***** DATASET EXTRACT *****
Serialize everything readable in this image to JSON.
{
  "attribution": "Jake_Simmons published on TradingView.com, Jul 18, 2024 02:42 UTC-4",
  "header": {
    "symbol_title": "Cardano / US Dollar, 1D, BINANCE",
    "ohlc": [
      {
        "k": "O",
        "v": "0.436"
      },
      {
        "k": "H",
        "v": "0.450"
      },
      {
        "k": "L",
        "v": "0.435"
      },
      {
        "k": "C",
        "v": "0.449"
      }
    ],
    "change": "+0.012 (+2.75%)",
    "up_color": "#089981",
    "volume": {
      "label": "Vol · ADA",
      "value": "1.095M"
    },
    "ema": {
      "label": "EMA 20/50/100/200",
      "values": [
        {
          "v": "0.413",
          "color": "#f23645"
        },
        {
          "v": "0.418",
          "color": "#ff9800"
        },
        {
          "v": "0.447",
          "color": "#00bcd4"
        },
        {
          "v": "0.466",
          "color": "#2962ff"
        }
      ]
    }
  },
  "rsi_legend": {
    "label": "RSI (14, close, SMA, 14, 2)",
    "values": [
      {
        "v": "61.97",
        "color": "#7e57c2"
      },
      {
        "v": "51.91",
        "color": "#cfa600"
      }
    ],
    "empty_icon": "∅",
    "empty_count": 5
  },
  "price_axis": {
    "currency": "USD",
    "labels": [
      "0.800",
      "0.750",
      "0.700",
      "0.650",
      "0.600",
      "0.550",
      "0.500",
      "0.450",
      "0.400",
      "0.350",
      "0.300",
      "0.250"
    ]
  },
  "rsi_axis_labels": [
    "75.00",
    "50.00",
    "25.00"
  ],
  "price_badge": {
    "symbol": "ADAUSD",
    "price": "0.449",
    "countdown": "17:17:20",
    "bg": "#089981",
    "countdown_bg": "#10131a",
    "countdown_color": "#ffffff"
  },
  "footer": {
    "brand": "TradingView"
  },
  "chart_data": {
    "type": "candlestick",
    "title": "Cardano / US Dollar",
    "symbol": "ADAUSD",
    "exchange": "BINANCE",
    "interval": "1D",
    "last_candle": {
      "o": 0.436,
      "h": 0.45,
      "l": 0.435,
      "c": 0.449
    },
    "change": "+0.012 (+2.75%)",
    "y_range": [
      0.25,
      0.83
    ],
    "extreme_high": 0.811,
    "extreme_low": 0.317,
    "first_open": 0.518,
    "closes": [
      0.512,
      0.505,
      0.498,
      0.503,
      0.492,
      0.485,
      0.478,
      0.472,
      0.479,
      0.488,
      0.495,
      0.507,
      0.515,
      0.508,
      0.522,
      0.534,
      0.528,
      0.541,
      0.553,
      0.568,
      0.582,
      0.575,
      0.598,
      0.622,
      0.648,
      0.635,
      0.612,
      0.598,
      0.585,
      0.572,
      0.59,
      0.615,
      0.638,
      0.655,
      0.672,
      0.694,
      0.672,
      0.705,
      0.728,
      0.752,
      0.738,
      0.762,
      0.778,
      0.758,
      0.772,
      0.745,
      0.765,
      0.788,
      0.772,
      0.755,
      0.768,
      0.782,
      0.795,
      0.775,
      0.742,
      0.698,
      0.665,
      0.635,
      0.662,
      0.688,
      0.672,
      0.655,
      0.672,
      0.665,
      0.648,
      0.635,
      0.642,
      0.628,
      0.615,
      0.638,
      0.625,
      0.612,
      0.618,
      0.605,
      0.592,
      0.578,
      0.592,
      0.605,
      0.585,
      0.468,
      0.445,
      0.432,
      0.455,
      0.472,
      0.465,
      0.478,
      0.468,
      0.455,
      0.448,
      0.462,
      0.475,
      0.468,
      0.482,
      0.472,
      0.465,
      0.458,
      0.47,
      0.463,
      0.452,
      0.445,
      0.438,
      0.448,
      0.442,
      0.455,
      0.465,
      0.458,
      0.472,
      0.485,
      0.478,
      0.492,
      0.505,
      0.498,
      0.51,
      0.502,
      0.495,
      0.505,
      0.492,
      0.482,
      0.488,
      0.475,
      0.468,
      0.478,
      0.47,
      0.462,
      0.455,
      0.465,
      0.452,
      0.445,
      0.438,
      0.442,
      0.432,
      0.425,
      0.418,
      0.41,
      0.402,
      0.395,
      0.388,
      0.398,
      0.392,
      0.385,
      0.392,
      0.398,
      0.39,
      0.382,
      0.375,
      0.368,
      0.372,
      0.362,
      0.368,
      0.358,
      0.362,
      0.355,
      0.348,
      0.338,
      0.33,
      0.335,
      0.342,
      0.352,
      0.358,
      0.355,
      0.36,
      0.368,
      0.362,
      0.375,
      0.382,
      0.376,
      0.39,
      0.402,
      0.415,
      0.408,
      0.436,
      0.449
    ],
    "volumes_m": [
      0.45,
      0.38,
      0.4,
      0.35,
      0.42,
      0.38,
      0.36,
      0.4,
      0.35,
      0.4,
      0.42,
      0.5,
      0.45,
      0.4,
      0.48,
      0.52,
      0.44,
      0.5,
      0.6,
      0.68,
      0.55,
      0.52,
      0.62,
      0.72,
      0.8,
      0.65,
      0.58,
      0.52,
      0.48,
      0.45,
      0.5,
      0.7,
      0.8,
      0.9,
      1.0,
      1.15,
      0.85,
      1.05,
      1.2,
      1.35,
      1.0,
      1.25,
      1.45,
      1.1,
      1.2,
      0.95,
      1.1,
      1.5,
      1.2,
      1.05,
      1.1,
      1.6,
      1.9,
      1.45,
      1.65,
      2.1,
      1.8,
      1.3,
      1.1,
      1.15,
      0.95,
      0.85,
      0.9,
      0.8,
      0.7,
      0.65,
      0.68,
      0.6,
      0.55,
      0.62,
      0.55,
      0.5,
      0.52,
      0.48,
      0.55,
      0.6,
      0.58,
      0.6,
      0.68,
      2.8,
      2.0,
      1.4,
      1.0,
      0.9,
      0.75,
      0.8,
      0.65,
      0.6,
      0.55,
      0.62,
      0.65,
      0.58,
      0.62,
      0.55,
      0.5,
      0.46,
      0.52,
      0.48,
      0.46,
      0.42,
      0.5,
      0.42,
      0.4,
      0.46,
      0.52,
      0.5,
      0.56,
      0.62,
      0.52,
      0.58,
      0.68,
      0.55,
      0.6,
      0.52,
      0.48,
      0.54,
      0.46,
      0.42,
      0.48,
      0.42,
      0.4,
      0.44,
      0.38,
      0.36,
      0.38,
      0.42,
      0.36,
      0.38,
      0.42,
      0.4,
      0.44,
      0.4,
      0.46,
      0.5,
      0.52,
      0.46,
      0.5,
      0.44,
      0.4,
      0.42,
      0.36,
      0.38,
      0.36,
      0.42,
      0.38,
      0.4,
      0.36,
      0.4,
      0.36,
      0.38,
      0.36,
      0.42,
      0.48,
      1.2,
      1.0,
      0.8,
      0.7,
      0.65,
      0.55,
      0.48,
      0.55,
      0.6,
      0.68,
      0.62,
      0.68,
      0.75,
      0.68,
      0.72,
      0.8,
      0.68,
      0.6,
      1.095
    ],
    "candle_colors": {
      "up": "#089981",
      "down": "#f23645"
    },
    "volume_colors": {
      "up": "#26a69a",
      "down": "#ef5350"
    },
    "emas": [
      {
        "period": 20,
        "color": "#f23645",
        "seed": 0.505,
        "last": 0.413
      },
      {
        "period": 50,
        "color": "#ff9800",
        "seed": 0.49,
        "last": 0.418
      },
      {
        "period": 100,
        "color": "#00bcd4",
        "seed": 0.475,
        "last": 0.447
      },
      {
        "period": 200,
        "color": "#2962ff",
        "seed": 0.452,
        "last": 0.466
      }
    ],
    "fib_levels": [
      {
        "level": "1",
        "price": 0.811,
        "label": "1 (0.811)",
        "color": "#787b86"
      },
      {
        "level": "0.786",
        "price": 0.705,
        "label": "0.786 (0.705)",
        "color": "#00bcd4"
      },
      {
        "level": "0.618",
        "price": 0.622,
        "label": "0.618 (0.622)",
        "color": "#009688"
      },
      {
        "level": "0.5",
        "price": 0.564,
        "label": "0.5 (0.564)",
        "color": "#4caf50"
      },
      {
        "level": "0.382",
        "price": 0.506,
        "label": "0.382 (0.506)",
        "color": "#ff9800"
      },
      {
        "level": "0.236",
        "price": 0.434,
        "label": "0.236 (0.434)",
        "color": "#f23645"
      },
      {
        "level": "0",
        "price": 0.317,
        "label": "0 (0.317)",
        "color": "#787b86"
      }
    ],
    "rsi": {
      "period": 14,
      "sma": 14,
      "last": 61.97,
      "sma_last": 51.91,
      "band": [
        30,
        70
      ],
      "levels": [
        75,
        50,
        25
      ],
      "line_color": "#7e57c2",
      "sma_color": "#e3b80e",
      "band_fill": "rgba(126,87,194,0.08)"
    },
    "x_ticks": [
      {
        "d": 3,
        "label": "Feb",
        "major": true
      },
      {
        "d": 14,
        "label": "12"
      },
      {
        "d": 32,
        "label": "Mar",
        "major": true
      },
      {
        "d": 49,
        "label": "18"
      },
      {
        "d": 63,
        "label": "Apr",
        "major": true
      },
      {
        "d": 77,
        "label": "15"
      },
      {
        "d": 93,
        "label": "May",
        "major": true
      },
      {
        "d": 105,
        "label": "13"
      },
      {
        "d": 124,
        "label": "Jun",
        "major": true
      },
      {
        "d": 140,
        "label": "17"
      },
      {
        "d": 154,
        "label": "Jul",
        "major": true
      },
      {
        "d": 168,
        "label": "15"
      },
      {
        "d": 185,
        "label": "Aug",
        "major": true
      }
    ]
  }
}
*****
* _SHORT EXERCISE_
Check each line above for the string "period" and report how many lines have it, giving only the number.

* _RESULT OF THE TASK_
5